Instructions to follow: Omit every picture and write out the rest of the records exactly.

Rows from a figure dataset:
________

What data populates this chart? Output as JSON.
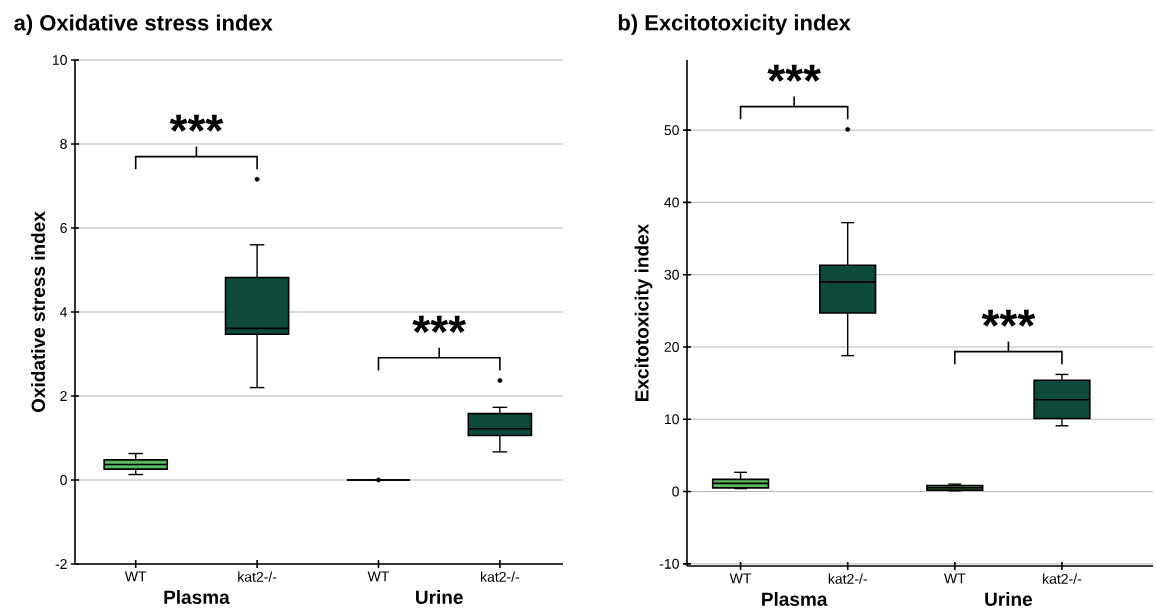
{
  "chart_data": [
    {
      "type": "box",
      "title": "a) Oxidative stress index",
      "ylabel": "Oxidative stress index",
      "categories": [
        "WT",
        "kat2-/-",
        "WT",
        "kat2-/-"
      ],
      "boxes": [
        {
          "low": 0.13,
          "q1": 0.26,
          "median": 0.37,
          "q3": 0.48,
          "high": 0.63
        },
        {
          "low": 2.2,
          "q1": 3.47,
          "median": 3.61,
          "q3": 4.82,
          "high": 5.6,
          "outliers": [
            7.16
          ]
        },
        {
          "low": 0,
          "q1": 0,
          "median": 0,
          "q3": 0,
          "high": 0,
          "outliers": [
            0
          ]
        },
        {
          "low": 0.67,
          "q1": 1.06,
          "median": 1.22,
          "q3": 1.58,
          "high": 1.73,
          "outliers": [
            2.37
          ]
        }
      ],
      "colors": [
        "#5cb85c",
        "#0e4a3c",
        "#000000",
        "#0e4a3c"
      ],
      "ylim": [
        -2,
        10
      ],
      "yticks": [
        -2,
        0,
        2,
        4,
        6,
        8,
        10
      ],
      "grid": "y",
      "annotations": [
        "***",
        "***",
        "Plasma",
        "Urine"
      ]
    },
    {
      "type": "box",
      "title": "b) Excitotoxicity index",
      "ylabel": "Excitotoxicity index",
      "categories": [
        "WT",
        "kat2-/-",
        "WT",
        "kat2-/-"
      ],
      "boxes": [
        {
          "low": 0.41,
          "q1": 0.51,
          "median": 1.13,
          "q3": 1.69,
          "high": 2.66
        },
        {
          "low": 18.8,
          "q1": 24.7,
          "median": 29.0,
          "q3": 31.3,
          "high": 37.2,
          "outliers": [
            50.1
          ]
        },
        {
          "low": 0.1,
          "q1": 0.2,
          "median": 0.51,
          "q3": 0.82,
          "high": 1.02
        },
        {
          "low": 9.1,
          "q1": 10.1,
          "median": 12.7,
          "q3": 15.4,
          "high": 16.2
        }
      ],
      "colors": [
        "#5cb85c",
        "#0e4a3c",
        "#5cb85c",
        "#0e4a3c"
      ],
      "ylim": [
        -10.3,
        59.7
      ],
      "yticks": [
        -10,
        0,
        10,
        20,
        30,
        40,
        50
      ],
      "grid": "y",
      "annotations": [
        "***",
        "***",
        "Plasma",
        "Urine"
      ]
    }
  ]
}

________

Task answer:
What data populates this chart? Output as JSON.
{
  "chart_data": [
    {
      "type": "box",
      "title": "a) Oxidative stress index",
      "ylabel": "Oxidative stress index",
      "categories": [
        "WT",
        "kat2-/-",
        "WT",
        "kat2-/-"
      ],
      "boxes": [
        {
          "low": 0.13,
          "q1": 0.26,
          "median": 0.37,
          "q3": 0.48,
          "high": 0.63
        },
        {
          "low": 2.2,
          "q1": 3.47,
          "median": 3.61,
          "q3": 4.82,
          "high": 5.6,
          "outliers": [
            7.16
          ]
        },
        {
          "low": 0,
          "q1": 0,
          "median": 0,
          "q3": 0,
          "high": 0,
          "outliers": [
            0
          ]
        },
        {
          "low": 0.67,
          "q1": 1.06,
          "median": 1.22,
          "q3": 1.58,
          "high": 1.73,
          "outliers": [
            2.37
          ]
        }
      ],
      "colors": [
        "#5cb85c",
        "#0e4a3c",
        "#000000",
        "#0e4a3c"
      ],
      "ylim": [
        -2,
        10
      ],
      "yticks": [
        -2,
        0,
        2,
        4,
        6,
        8,
        10
      ],
      "grid": "y",
      "annotations": [
        "***",
        "***",
        "Plasma",
        "Urine"
      ]
    },
    {
      "type": "box",
      "title": "b) Excitotoxicity index",
      "ylabel": "Excitotoxicity index",
      "categories": [
        "WT",
        "kat2-/-",
        "WT",
        "kat2-/-"
      ],
      "boxes": [
        {
          "low": 0.41,
          "q1": 0.51,
          "median": 1.13,
          "q3": 1.69,
          "high": 2.66
        },
        {
          "low": 18.8,
          "q1": 24.7,
          "median": 29.0,
          "q3": 31.3,
          "high": 37.2,
          "outliers": [
            50.1
          ]
        },
        {
          "low": 0.1,
          "q1": 0.2,
          "median": 0.51,
          "q3": 0.82,
          "high": 1.02
        },
        {
          "low": 9.1,
          "q1": 10.1,
          "median": 12.7,
          "q3": 15.4,
          "high": 16.2
        }
      ],
      "colors": [
        "#5cb85c",
        "#0e4a3c",
        "#5cb85c",
        "#0e4a3c"
      ],
      "ylim": [
        -10.3,
        59.7
      ],
      "yticks": [
        -10,
        0,
        10,
        20,
        30,
        40,
        50
      ],
      "grid": "y",
      "annotations": [
        "***",
        "***",
        "Plasma",
        "Urine"
      ]
    }
  ]
}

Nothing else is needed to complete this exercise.